» DATA PROVIDED:
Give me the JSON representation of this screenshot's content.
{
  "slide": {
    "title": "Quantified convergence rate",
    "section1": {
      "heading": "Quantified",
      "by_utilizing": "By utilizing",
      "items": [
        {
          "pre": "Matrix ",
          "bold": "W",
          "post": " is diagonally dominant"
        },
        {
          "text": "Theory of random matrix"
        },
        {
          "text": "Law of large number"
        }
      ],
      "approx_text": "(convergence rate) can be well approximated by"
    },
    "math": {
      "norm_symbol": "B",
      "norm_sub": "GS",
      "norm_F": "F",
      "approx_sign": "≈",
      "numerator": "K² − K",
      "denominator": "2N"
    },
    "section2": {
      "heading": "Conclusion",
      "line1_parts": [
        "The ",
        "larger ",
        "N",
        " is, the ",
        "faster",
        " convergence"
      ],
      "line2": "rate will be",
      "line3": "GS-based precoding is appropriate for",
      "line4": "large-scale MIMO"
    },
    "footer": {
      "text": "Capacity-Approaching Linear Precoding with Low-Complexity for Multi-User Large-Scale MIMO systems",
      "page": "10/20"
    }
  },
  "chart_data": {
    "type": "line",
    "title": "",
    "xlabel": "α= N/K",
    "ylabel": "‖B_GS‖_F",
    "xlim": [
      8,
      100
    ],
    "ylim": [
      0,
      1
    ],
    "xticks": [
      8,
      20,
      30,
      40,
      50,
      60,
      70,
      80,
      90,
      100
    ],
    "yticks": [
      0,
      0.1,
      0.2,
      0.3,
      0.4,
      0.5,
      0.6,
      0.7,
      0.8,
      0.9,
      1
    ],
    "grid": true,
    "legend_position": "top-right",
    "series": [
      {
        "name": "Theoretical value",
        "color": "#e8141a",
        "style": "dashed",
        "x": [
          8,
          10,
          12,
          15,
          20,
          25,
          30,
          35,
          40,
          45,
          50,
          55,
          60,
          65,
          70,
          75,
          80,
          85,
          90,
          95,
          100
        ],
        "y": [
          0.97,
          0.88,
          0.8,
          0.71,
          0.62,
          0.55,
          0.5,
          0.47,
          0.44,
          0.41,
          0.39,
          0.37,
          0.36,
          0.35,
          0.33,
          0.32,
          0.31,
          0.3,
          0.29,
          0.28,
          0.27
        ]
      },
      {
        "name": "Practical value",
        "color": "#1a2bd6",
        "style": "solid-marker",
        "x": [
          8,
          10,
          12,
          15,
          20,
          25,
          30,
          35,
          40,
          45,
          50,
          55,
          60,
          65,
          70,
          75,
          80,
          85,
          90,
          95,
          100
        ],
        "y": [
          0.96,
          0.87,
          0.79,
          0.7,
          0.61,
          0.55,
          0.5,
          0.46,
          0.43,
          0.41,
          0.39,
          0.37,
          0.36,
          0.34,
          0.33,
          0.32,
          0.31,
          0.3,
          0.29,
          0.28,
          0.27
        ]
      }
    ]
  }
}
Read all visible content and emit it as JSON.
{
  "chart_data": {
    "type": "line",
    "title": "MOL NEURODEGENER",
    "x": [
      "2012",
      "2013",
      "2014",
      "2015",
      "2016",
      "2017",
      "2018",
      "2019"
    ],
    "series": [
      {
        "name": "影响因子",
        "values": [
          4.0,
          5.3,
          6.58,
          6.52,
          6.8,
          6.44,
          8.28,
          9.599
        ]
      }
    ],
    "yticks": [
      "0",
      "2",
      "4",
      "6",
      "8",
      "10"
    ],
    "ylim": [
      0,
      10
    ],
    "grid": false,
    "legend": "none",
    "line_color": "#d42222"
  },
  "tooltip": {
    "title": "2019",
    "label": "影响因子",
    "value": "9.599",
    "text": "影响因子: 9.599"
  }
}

» GOAL OF THE EXERCISE: Return the lines from the line containing "Read all visible content and emit it as JSON." to the end of the entries above, exactly as they appear and with no other output.

» SOLVED PROBLEM:
Read all visible content and emit it as JSON.
{
  "chart_data": {
    "type": "line",
    "title": "MOL NEURODEGENER",
    "x": [
      "2012",
      "2013",
      "2014",
      "2015",
      "2016",
      "2017",
      "2018",
      "2019"
    ],
    "series": [
      {
        "name": "影响因子",
        "values": [
          4.0,
          5.3,
          6.58,
          6.52,
          6.8,
          6.44,
          8.28,
          9.599
        ]
      }
    ],
    "yticks": [
      "0",
      "2",
      "4",
      "6",
      "8",
      "10"
    ],
    "ylim": [
      0,
      10
    ],
    "grid": false,
    "legend": "none",
    "line_color": "#d42222"
  },
  "tooltip": {
    "title": "2019",
    "label": "影响因子",
    "value": "9.599",
    "text": "影响因子: 9.599"
  }
}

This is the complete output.